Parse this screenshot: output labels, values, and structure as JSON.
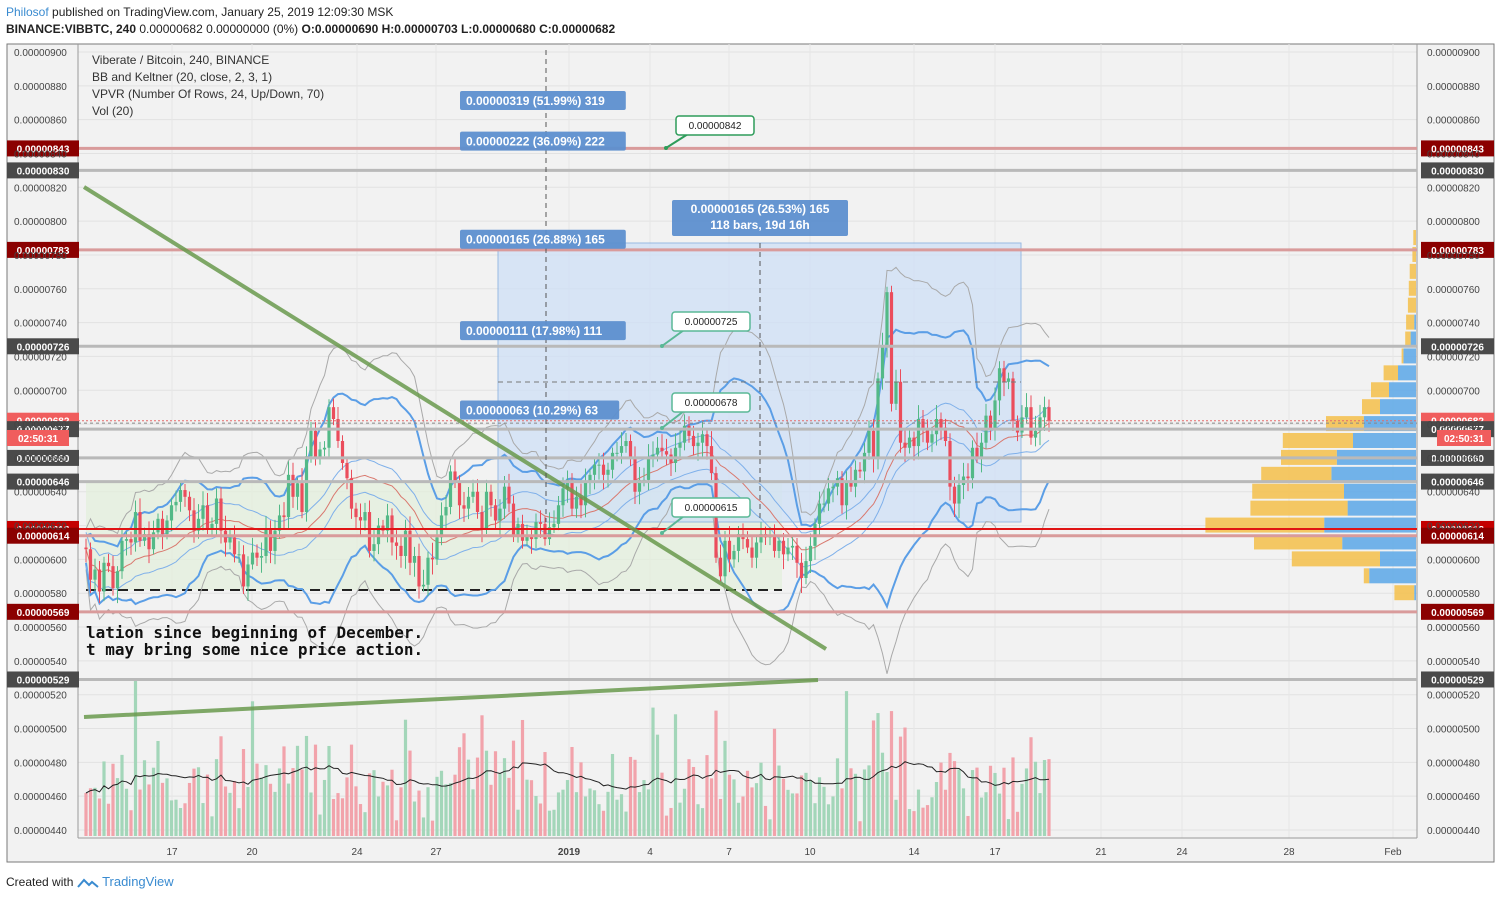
{
  "header": {
    "author": "Philosof",
    "published_text": "published on TradingView.com, January 25, 2019 12:09:30 MSK",
    "symbol": "BINANCE:VIBBTC, 240",
    "change": "0.00000682 0.00000000 (0%)",
    "ohlc_o": "O:0.00000690",
    "ohlc_h": "H:0.00000703",
    "ohlc_l": "L:0.00000680",
    "ohlc_c": "C:0.00000682"
  },
  "legend": [
    "Viberate / Bitcoin, 240, BINANCE",
    "BB and Keltner (20, close, 2, 3, 1)",
    "VPVR (Number Of Rows, 24, Up/Down, 70)",
    "Vol (20)"
  ],
  "annotation_text": [
    "lation since beginning of December.",
    "t may bring some nice price action."
  ],
  "footer": {
    "created_with": "Created with",
    "brand": "TradingView"
  },
  "colors": {
    "up": "#53b987",
    "down": "#eb4d5c",
    "vol_up": "#a3d6b9",
    "vol_down": "#f2a3ab",
    "bb_band": "#5b9ee6",
    "level_red": "#c9302c",
    "level_gray": "#9e9e9e",
    "trendline": "#6a9a4e",
    "box_fill": "#cfe0f6",
    "vp_up": "#5aa7e8",
    "vp_down": "#f5c04a"
  },
  "chart_data": {
    "type": "candlestick",
    "symbol": "Viberate / Bitcoin",
    "exchange": "BINANCE",
    "interval": "240",
    "y_range": [
      4.3e-06,
      9.1e-06
    ],
    "y_ticks": [
      "0.00000900",
      "0.00000880",
      "0.00000860",
      "0.00000840",
      "0.00000820",
      "0.00000800",
      "0.00000780",
      "0.00000760",
      "0.00000740",
      "0.00000720",
      "0.00000700",
      "0.00000680",
      "0.00000660",
      "0.00000640",
      "0.00000620",
      "0.00000600",
      "0.00000580",
      "0.00000560",
      "0.00000540",
      "0.00000520",
      "0.00000500",
      "0.00000480",
      "0.00000460",
      "0.00000440"
    ],
    "x_ticks": [
      "17",
      "20",
      "24",
      "27",
      "2019",
      "4",
      "7",
      "10",
      "14",
      "17",
      "21",
      "24",
      "28",
      "Feb"
    ],
    "price_levels": [
      {
        "value": "0.00000843",
        "kind": "red"
      },
      {
        "value": "0.00000830",
        "kind": "gray"
      },
      {
        "value": "0.00000783",
        "kind": "red"
      },
      {
        "value": "0.00000726",
        "kind": "gray"
      },
      {
        "value": "0.00000682",
        "kind": "current"
      },
      {
        "value": "0.00000677",
        "kind": "gray"
      },
      {
        "value": "0.00000660",
        "kind": "gray"
      },
      {
        "value": "0.00000646",
        "kind": "gray"
      },
      {
        "value": "0.00000618",
        "kind": "red-bold"
      },
      {
        "value": "0.00000614",
        "kind": "red"
      },
      {
        "value": "0.00000569",
        "kind": "red"
      },
      {
        "value": "0.00000529",
        "kind": "gray"
      }
    ],
    "countdown": "02:50:31",
    "measure_labels": [
      {
        "text": "0.00000319 (51.99%) 319",
        "price": 8.71e-06
      },
      {
        "text": "0.00000222 (36.09%) 222",
        "price": 8.47e-06
      },
      {
        "text": "0.00000165 (26.88%) 165",
        "price": 7.89e-06
      },
      {
        "text": "0.00000111 (17.98%) 111",
        "price": 7.35e-06
      },
      {
        "text": "0.00000063 (10.29%) 63",
        "price": 6.88e-06
      }
    ],
    "range_box": {
      "label_1": "0.00000165 (26.53%) 165",
      "label_2": "118 bars, 19d 16h"
    },
    "callouts": [
      "0.00000842",
      "0.00000725",
      "0.00000678",
      "0.00000615"
    ],
    "candles": [
      [
        607,
        606
      ],
      [
        606,
        588
      ],
      [
        588,
        594
      ],
      [
        594,
        581
      ],
      [
        581,
        598
      ],
      [
        598,
        596
      ],
      [
        596,
        583
      ],
      [
        583,
        593
      ],
      [
        593,
        611
      ],
      [
        611,
        612
      ],
      [
        612,
        610
      ],
      [
        610,
        628
      ],
      [
        628,
        611
      ],
      [
        611,
        615
      ],
      [
        615,
        606
      ],
      [
        606,
        616
      ],
      [
        616,
        624
      ],
      [
        624,
        615
      ],
      [
        615,
        623
      ],
      [
        623,
        632
      ],
      [
        632,
        634
      ],
      [
        634,
        641
      ],
      [
        641,
        637
      ],
      [
        637,
        629
      ],
      [
        629,
        617
      ],
      [
        617,
        624
      ],
      [
        624,
        632
      ],
      [
        632,
        618
      ],
      [
        618,
        621
      ],
      [
        621,
        636
      ],
      [
        636,
        617
      ],
      [
        617,
        610
      ],
      [
        610,
        613
      ],
      [
        613,
        603
      ],
      [
        603,
        603
      ],
      [
        603,
        584
      ],
      [
        584,
        597
      ],
      [
        597,
        604
      ],
      [
        604,
        601
      ],
      [
        601,
        602
      ],
      [
        602,
        618
      ],
      [
        618,
        605
      ],
      [
        605,
        617
      ],
      [
        617,
        626
      ],
      [
        626,
        625
      ],
      [
        625,
        650
      ],
      [
        650,
        637
      ],
      [
        637,
        645
      ],
      [
        645,
        628
      ],
      [
        628,
        661
      ],
      [
        661,
        676
      ],
      [
        676,
        660
      ],
      [
        660,
        665
      ],
      [
        665,
        666
      ],
      [
        666,
        690
      ],
      [
        690,
        683
      ],
      [
        683,
        670
      ],
      [
        670,
        657
      ],
      [
        657,
        648
      ],
      [
        648,
        630
      ],
      [
        630,
        625
      ],
      [
        625,
        623
      ],
      [
        623,
        628
      ],
      [
        628,
        605
      ],
      [
        605,
        609
      ],
      [
        609,
        620
      ],
      [
        620,
        617
      ],
      [
        617,
        626
      ],
      [
        626,
        610
      ],
      [
        610,
        608
      ],
      [
        608,
        602
      ],
      [
        602,
        617
      ],
      [
        617,
        598
      ],
      [
        598,
        602
      ],
      [
        602,
        584
      ],
      [
        584,
        585
      ],
      [
        585,
        601
      ],
      [
        601,
        600
      ],
      [
        600,
        613
      ],
      [
        613,
        626
      ],
      [
        626,
        631
      ],
      [
        631,
        652
      ],
      [
        652,
        646
      ],
      [
        646,
        632
      ],
      [
        632,
        630
      ],
      [
        630,
        637
      ],
      [
        637,
        640
      ],
      [
        640,
        628
      ],
      [
        628,
        618
      ],
      [
        618,
        640
      ],
      [
        640,
        632
      ],
      [
        632,
        623
      ],
      [
        623,
        630
      ],
      [
        630,
        643
      ],
      [
        643,
        633
      ],
      [
        633,
        614
      ],
      [
        614,
        621
      ],
      [
        621,
        611
      ],
      [
        611,
        614
      ],
      [
        614,
        612
      ],
      [
        612,
        622
      ],
      [
        622,
        621
      ],
      [
        621,
        612
      ],
      [
        612,
        619
      ],
      [
        619,
        621
      ],
      [
        621,
        632
      ],
      [
        632,
        642
      ],
      [
        642,
        647
      ],
      [
        647,
        630
      ],
      [
        630,
        637
      ],
      [
        637,
        632
      ],
      [
        632,
        646
      ],
      [
        646,
        650
      ],
      [
        650,
        656
      ],
      [
        656,
        656
      ],
      [
        656,
        650
      ],
      [
        650,
        653
      ],
      [
        653,
        663
      ],
      [
        663,
        663
      ],
      [
        663,
        667
      ],
      [
        667,
        670
      ],
      [
        670,
        660
      ],
      [
        660,
        640
      ],
      [
        640,
        647
      ],
      [
        647,
        647
      ],
      [
        647,
        660
      ],
      [
        660,
        662
      ],
      [
        662,
        666
      ],
      [
        666,
        664
      ],
      [
        664,
        662
      ],
      [
        662,
        657
      ],
      [
        657,
        666
      ],
      [
        666,
        669
      ],
      [
        669,
        679
      ],
      [
        679,
        673
      ],
      [
        673,
        667
      ],
      [
        667,
        669
      ],
      [
        669,
        674
      ],
      [
        674,
        667
      ],
      [
        667,
        651
      ],
      [
        651,
        601
      ],
      [
        601,
        590
      ],
      [
        590,
        611
      ],
      [
        611,
        600
      ],
      [
        600,
        605
      ],
      [
        605,
        615
      ],
      [
        615,
        612
      ],
      [
        612,
        607
      ],
      [
        607,
        601
      ],
      [
        601,
        610
      ],
      [
        610,
        615
      ],
      [
        615,
        613
      ],
      [
        613,
        614
      ],
      [
        614,
        605
      ],
      [
        605,
        611
      ],
      [
        611,
        603
      ],
      [
        603,
        607
      ],
      [
        607,
        608
      ],
      [
        608,
        598
      ],
      [
        598,
        589
      ],
      [
        589,
        599
      ],
      [
        599,
        608
      ],
      [
        608,
        621
      ],
      [
        621,
        633
      ],
      [
        633,
        633
      ],
      [
        633,
        642
      ],
      [
        642,
        643
      ],
      [
        643,
        648
      ],
      [
        648,
        632
      ],
      [
        632,
        646
      ],
      [
        646,
        643
      ],
      [
        643,
        653
      ],
      [
        653,
        652
      ],
      [
        652,
        663
      ],
      [
        663,
        676
      ],
      [
        676,
        660
      ],
      [
        660,
        707
      ],
      [
        707,
        726
      ],
      [
        726,
        758
      ],
      [
        758,
        692
      ],
      [
        692,
        705
      ],
      [
        705,
        669
      ],
      [
        669,
        666
      ],
      [
        666,
        672
      ],
      [
        672,
        667
      ],
      [
        667,
        683
      ],
      [
        683,
        677
      ],
      [
        677,
        669
      ],
      [
        669,
        674
      ],
      [
        674,
        683
      ],
      [
        683,
        678
      ],
      [
        678,
        670
      ],
      [
        670,
        643
      ],
      [
        643,
        633
      ],
      [
        633,
        644
      ],
      [
        644,
        649
      ],
      [
        649,
        648
      ],
      [
        648,
        666
      ],
      [
        666,
        660
      ],
      [
        660,
        669
      ],
      [
        669,
        685
      ],
      [
        685,
        677
      ],
      [
        677,
        694
      ],
      [
        694,
        713
      ],
      [
        713,
        705
      ],
      [
        705,
        707
      ],
      [
        707,
        682
      ],
      [
        682,
        675
      ],
      [
        675,
        684
      ],
      [
        684,
        690
      ],
      [
        690,
        672
      ],
      [
        672,
        676
      ],
      [
        676,
        684
      ],
      [
        684,
        690
      ],
      [
        690,
        682
      ]
    ],
    "volume_profile": [
      {
        "price": 7.9e-06,
        "up": 3,
        "down": 0
      },
      {
        "price": 7.8e-06,
        "up": 4,
        "down": 0
      },
      {
        "price": 7.7e-06,
        "up": 7,
        "down": 0
      },
      {
        "price": 7.6e-06,
        "up": 8,
        "down": 0
      },
      {
        "price": 7.5e-06,
        "up": 9,
        "down": 0
      },
      {
        "price": 7.4e-06,
        "up": 11,
        "down": 2
      },
      {
        "price": 7.3e-06,
        "up": 12,
        "down": 6
      },
      {
        "price": 7.2e-06,
        "up": 16,
        "down": 14
      },
      {
        "price": 7.1e-06,
        "up": 36,
        "down": 20
      },
      {
        "price": 7e-06,
        "up": 50,
        "down": 30
      },
      {
        "price": 6.9e-06,
        "up": 60,
        "down": 40
      },
      {
        "price": 6.8e-06,
        "up": 100,
        "down": 58
      },
      {
        "price": 6.7e-06,
        "up": 148,
        "down": 70
      },
      {
        "price": 6.6e-06,
        "up": 150,
        "down": 88
      },
      {
        "price": 6.5e-06,
        "up": 172,
        "down": 94
      },
      {
        "price": 6.4e-06,
        "up": 182,
        "down": 80
      },
      {
        "price": 6.3e-06,
        "up": 184,
        "down": 76
      },
      {
        "price": 6.2e-06,
        "up": 234,
        "down": 102
      },
      {
        "price": 6.1e-06,
        "up": 180,
        "down": 82
      },
      {
        "price": 6e-06,
        "up": 138,
        "down": 40
      },
      {
        "price": 5.9e-06,
        "up": 58,
        "down": 52
      },
      {
        "price": 5.8e-06,
        "up": 24,
        "down": 2
      },
      {
        "price": 5.7e-06,
        "up": 0,
        "down": 0
      }
    ]
  }
}
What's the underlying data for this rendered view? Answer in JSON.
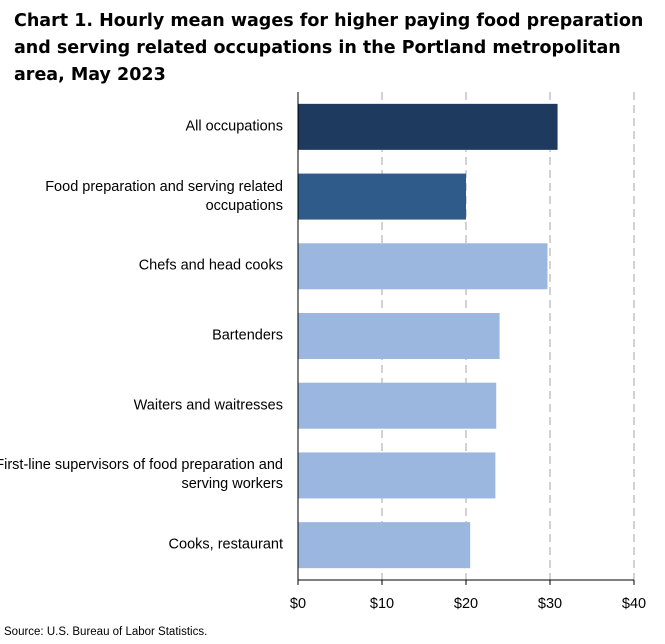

**EXERCISE:** Determine how many lines in the listing above hold the string "JSON", then write only the number.

**REPLY TO THE TASK:** 2